_Stated exercise_: Restate the entire listing word for word.

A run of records
┌──

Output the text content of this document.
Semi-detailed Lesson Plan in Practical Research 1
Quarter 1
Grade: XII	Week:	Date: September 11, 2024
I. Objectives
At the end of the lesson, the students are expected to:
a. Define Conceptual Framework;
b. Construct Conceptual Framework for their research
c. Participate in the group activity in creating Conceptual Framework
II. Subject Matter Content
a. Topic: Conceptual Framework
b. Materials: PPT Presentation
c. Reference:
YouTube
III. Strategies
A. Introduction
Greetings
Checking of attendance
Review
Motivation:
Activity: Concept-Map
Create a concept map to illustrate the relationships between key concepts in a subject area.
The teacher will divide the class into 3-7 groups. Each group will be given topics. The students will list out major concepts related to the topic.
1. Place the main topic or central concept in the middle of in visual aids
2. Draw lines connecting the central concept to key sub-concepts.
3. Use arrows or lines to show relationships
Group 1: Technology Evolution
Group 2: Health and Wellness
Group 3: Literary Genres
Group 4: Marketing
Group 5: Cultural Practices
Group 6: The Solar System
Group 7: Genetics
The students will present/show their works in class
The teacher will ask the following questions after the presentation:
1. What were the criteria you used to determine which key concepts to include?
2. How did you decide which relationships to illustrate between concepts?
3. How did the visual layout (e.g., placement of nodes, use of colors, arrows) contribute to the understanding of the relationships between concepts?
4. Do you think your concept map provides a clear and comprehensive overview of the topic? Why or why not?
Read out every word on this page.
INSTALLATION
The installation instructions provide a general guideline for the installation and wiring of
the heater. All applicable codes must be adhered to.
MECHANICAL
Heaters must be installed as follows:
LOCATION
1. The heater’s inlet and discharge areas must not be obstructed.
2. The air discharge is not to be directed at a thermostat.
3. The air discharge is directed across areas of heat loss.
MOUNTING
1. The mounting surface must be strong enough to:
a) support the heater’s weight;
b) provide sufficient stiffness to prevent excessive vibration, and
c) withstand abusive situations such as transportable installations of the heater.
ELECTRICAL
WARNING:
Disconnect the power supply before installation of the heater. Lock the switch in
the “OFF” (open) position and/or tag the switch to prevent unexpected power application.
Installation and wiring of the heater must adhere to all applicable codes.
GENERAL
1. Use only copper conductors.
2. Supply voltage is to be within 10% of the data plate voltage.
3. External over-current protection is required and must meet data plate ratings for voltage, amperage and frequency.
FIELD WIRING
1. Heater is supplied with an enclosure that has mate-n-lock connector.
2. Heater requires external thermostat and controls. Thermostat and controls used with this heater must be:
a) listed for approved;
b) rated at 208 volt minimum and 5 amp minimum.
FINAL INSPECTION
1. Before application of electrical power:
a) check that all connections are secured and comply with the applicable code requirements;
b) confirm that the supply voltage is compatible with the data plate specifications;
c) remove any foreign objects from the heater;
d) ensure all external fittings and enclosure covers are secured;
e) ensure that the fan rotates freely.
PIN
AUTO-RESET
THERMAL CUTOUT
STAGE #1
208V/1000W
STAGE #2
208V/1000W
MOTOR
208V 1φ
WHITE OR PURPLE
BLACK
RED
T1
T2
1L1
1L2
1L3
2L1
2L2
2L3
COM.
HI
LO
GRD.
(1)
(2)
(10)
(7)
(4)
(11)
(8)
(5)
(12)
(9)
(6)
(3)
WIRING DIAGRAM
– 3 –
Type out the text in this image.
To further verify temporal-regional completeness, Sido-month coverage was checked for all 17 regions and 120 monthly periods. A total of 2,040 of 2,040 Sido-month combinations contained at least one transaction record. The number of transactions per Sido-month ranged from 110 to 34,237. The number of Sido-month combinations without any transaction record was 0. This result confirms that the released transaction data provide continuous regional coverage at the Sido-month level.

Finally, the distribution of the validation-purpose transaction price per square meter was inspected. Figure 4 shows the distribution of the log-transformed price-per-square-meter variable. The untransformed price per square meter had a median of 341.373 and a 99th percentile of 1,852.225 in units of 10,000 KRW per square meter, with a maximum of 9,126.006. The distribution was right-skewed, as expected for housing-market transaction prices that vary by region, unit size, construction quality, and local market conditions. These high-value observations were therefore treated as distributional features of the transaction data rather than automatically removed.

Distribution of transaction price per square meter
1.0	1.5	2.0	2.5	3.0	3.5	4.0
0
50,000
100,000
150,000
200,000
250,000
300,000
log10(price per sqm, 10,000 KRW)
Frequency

└──

_Written answer_:
Output the text content of this document.
Semi-detailed Lesson Plan in Practical Research 1
Quarter 1
Grade: XII	Week:	Date: September 11, 2024
I. Objectives
At the end of the lesson, the students are expected to:
a. Define Conceptual Framework;
b. Construct Conceptual Framework for their research
c. Participate in the group activity in creating Conceptual Framework
II. Subject Matter Content
a. Topic: Conceptual Framework
b. Materials: PPT Presentation
c. Reference:
YouTube
III. Strategies
A. Introduction
Greetings
Checking of attendance
Review
Motivation:
Activity: Concept-Map
Create a concept map to illustrate the relationships between key concepts in a subject area.
The teacher will divide the class into 3-7 groups. Each group will be given topics. The students will list out major concepts related to the topic.
1. Place the main topic or central concept in the middle of in visual aids
2. Draw lines connecting the central concept to key sub-concepts.
3. Use arrows or lines to show relationships
Group 1: Technology Evolution
Group 2: Health and Wellness
Group 3: Literary Genres
Group 4: Marketing
Group 5: Cultural Practices
Group 6: The Solar System
Group 7: Genetics
The students will present/show their works in class
The teacher will ask the following questions after the presentation:
1. What were the criteria you used to determine which key concepts to include?
2. How did you decide which relationships to illustrate between concepts?
3. How did the visual layout (e.g., placement of nodes, use of colors, arrows) contribute to the understanding of the relationships between concepts?
4. Do you think your concept map provides a clear and comprehensive overview of the topic? Why or why not?
Read out every word on this page.
INSTALLATION
The installation instructions provide a general guideline for the installation and wiring of
the heater. All applicable codes must be adhered to.
MECHANICAL
Heaters must be installed as follows:
LOCATION
1. The heater’s inlet and discharge areas must not be obstructed.
2. The air discharge is not to be directed at a thermostat.
3. The air discharge is directed across areas of heat loss.
MOUNTING
1. The mounting surface must be strong enough to:
a) support the heater’s weight;
b) provide sufficient stiffness to prevent excessive vibration, and
c) withstand abusive situations such as transportable installations of the heater.
ELECTRICAL
WARNING:
Disconnect the power supply before installation of the heater. Lock the switch in
the “OFF” (open) position and/or tag the switch to prevent unexpected power application.
Installation and wiring of the heater must adhere to all applicable codes.
GENERAL
1. Use only copper conductors.
2. Supply voltage is to be within 10% of the data plate voltage.
3. External over-current protection is required and must meet data plate ratings for voltage, amperage and frequency.
FIELD WIRING
1. Heater is supplied with an enclosure that has mate-n-lock connector.
2. Heater requires external thermostat and controls. Thermostat and controls used with this heater must be:
a) listed for approved;
b) rated at 208 volt minimum and 5 amp minimum.
FINAL INSPECTION
1. Before application of electrical power:
a) check that all connections are secured and comply with the applicable code requirements;
b) confirm that the supply voltage is compatible with the data plate specifications;
c) remove any foreign objects from the heater;
d) ensure all external fittings and enclosure covers are secured;
e) ensure that the fan rotates freely.
PIN
AUTO-RESET
THERMAL CUTOUT
STAGE #1
208V/1000W
STAGE #2
208V/1000W
MOTOR
208V 1φ
WHITE OR PURPLE
BLACK
RED
T1
T2
1L1
1L2
1L3
2L1
2L2
2L3
COM.
HI
LO
GRD.
(1)
(2)
(10)
(7)
(4)
(11)
(8)
(5)
(12)
(9)
(6)
(3)
WIRING DIAGRAM
– 3 –
Type out the text in this image.
To further verify temporal-regional completeness, Sido-month coverage was checked for all 17 regions and 120 monthly periods. A total of 2,040 of 2,040 Sido-month combinations contained at least one transaction record. The number of transactions per Sido-month ranged from 110 to 34,237. The number of Sido-month combinations without any transaction record was 0. This result confirms that the released transaction data provide continuous regional coverage at the Sido-month level.

Finally, the distribution of the validation-purpose transaction price per square meter was inspected. Figure 4 shows the distribution of the log-transformed price-per-square-meter variable. The untransformed price per square meter had a median of 341.373 and a 99th percentile of 1,852.225 in units of 10,000 KRW per square meter, with a maximum of 9,126.006. The distribution was right-skewed, as expected for housing-market transaction prices that vary by region, unit size, construction quality, and local market conditions. These high-value observations were therefore treated as distributional features of the transaction data rather than automatically removed.

Distribution of transaction price per square meter
1.0	1.5	2.0	2.5	3.0	3.5	4.0
0
50,000
100,000
150,000
200,000
250,000
300,000
log10(price per sqm, 10,000 KRW)
Frequency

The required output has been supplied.